GIVEN RECORDS:
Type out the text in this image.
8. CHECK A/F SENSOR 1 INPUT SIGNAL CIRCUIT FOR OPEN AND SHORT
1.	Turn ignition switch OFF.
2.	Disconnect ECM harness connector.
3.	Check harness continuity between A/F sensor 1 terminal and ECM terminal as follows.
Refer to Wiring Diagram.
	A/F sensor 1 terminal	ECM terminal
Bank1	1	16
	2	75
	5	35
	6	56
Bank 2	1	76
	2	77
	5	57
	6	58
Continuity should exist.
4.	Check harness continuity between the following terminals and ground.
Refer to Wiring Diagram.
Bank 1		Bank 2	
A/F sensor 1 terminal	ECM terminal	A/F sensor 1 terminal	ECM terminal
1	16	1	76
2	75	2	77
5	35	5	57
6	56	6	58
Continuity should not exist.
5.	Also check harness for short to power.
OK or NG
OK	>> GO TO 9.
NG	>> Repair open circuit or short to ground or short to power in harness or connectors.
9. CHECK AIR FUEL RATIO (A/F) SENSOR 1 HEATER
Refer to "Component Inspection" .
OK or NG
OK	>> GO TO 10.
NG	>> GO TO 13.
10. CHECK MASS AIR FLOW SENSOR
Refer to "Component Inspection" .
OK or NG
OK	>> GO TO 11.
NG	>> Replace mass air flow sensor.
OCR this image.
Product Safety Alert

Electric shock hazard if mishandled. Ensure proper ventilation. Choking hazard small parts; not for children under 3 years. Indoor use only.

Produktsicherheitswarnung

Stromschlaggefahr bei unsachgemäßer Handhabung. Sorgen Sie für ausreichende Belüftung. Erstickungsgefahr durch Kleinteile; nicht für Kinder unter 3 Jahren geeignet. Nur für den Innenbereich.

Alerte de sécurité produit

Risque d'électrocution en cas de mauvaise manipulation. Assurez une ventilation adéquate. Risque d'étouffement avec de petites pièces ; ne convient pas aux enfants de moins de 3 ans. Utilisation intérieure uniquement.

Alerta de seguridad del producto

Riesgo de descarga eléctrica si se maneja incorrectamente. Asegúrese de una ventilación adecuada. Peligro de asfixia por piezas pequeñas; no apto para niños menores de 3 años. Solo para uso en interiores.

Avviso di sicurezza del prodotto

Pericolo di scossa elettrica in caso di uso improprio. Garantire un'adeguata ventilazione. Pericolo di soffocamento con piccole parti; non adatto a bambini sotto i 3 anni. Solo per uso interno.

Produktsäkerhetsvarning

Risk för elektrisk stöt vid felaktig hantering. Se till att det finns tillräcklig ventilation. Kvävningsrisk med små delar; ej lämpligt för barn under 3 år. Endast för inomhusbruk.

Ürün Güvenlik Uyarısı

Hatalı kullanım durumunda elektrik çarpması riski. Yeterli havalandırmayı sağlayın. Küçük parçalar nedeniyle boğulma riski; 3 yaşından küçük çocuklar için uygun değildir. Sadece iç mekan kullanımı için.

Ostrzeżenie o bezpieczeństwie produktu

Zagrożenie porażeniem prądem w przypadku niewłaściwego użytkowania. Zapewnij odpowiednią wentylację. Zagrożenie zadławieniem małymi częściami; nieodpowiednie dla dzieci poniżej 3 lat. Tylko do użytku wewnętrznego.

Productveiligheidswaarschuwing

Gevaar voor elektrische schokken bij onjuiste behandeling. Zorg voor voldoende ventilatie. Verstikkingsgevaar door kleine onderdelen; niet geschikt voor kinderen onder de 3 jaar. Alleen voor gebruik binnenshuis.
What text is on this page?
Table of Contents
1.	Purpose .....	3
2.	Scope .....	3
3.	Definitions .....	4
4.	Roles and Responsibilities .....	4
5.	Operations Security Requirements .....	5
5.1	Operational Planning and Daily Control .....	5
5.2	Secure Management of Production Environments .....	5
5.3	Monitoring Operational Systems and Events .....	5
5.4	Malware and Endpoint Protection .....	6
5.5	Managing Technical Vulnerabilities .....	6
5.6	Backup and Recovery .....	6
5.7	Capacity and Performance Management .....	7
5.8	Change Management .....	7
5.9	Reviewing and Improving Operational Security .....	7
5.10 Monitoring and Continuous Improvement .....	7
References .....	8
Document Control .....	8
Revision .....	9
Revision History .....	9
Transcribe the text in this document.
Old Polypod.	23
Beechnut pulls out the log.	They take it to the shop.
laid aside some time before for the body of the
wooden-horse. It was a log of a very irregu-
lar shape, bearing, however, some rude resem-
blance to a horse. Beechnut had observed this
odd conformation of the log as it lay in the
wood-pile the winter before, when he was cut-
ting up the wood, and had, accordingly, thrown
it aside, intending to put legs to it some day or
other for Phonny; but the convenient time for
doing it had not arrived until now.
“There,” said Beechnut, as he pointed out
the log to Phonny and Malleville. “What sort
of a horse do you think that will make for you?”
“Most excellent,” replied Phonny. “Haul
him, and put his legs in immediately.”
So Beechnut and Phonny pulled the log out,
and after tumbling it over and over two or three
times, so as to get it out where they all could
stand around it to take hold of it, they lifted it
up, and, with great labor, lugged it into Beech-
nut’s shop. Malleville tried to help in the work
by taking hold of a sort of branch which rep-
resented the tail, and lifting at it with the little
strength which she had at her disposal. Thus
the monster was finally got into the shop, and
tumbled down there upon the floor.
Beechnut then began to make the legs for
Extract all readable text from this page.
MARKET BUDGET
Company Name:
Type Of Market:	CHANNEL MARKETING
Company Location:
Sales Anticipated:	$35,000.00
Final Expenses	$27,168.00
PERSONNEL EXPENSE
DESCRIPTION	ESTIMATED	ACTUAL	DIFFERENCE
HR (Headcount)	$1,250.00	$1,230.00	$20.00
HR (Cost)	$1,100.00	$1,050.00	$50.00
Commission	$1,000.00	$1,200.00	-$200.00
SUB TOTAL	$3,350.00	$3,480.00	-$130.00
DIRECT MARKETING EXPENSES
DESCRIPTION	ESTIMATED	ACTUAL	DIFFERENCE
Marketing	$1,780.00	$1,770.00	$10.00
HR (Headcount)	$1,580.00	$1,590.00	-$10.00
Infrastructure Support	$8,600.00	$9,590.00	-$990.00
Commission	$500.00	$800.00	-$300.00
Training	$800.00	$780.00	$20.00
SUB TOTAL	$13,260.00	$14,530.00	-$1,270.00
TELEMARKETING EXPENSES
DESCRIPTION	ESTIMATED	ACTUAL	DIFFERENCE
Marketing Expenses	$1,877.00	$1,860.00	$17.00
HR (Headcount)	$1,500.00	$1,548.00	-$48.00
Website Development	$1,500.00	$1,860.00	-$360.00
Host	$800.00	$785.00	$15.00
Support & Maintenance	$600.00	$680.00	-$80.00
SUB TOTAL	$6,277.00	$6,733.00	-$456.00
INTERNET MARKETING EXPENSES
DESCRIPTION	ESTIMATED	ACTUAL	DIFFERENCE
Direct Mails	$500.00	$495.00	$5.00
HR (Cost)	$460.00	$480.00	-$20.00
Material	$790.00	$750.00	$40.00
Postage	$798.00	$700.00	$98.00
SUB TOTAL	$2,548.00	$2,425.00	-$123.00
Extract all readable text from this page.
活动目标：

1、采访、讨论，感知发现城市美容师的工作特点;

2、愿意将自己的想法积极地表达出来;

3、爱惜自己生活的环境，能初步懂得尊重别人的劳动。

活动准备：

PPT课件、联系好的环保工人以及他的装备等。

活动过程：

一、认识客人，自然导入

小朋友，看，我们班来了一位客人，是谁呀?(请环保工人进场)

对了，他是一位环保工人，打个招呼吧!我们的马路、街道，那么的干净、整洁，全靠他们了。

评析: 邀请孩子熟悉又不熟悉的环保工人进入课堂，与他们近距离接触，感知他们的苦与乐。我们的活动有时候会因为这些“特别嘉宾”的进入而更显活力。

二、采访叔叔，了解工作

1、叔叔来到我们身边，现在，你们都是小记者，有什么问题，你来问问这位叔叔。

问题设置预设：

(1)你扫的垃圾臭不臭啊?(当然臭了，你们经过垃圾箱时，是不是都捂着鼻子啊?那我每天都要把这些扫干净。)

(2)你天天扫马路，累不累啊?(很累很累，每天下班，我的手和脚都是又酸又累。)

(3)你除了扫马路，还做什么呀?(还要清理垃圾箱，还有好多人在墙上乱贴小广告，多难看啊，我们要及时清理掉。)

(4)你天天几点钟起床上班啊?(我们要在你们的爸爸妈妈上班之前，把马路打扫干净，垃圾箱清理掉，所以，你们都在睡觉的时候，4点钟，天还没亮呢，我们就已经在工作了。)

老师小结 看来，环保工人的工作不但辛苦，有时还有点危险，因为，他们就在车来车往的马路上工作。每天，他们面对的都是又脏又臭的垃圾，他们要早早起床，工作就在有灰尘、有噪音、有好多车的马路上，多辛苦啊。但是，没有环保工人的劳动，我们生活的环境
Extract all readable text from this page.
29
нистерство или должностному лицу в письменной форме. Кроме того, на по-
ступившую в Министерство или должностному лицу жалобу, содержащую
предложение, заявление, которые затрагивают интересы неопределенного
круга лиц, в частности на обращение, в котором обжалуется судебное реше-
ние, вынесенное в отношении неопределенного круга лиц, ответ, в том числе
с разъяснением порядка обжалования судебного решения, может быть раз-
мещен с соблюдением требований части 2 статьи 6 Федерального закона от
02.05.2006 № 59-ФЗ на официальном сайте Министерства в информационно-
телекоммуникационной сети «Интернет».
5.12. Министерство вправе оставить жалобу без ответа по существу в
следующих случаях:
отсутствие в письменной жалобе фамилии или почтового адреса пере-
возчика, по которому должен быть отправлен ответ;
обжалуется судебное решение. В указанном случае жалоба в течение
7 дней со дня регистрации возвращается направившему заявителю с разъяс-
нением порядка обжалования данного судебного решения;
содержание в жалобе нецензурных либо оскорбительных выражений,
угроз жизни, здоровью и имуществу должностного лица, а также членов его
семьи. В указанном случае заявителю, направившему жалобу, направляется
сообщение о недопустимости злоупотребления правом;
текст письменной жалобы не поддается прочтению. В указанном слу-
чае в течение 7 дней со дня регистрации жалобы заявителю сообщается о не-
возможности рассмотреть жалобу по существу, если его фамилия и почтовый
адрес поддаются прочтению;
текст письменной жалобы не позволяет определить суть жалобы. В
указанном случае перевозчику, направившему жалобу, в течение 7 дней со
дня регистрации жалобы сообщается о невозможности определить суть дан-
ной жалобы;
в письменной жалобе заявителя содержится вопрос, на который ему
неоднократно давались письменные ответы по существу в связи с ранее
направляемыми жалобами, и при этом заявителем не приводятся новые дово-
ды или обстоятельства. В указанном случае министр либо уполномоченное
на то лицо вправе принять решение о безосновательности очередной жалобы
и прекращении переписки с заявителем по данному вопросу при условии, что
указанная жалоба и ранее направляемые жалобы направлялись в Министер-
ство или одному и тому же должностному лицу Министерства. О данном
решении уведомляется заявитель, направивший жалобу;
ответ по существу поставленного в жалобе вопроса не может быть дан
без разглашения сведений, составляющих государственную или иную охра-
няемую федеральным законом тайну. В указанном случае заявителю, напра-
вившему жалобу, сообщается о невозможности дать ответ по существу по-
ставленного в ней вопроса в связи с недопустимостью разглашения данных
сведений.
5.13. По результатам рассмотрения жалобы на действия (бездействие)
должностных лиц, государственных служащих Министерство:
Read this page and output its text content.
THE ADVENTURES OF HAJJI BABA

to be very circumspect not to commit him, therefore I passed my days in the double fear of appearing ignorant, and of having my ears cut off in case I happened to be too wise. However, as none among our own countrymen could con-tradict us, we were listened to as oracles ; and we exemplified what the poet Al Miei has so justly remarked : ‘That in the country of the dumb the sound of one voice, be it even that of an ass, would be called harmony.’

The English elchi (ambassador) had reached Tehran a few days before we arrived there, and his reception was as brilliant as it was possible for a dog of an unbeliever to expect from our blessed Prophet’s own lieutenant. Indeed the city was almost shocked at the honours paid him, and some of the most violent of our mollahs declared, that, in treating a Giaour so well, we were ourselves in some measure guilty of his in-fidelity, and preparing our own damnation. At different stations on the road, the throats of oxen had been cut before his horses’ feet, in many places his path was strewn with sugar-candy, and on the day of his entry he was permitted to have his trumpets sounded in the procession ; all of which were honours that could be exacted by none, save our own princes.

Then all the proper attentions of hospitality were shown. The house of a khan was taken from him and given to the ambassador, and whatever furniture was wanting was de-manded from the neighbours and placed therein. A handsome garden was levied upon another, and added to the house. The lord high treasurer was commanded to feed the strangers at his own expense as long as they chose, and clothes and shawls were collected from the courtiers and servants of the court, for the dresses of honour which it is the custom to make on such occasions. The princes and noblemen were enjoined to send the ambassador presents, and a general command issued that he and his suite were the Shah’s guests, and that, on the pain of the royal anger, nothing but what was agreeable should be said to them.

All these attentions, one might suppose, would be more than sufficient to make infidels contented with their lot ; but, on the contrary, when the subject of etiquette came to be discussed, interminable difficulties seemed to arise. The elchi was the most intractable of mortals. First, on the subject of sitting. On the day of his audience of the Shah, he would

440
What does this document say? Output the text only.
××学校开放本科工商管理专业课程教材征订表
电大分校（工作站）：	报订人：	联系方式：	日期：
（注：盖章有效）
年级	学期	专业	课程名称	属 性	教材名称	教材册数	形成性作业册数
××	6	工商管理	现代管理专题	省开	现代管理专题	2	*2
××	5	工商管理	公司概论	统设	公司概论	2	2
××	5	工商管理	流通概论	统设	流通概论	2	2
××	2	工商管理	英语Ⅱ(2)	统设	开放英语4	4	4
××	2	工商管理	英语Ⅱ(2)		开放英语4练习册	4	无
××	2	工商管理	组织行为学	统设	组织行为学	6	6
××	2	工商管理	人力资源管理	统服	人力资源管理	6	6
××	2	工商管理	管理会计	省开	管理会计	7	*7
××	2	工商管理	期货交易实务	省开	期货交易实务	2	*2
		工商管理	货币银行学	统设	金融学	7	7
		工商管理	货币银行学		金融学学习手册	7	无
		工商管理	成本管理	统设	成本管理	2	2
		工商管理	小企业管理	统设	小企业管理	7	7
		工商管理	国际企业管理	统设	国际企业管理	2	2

TASK DETAILS: Within the entries above, report how many lines include "определить", and keep the answer to the number.

OUTPUT FOR THIS EXERCISE: 2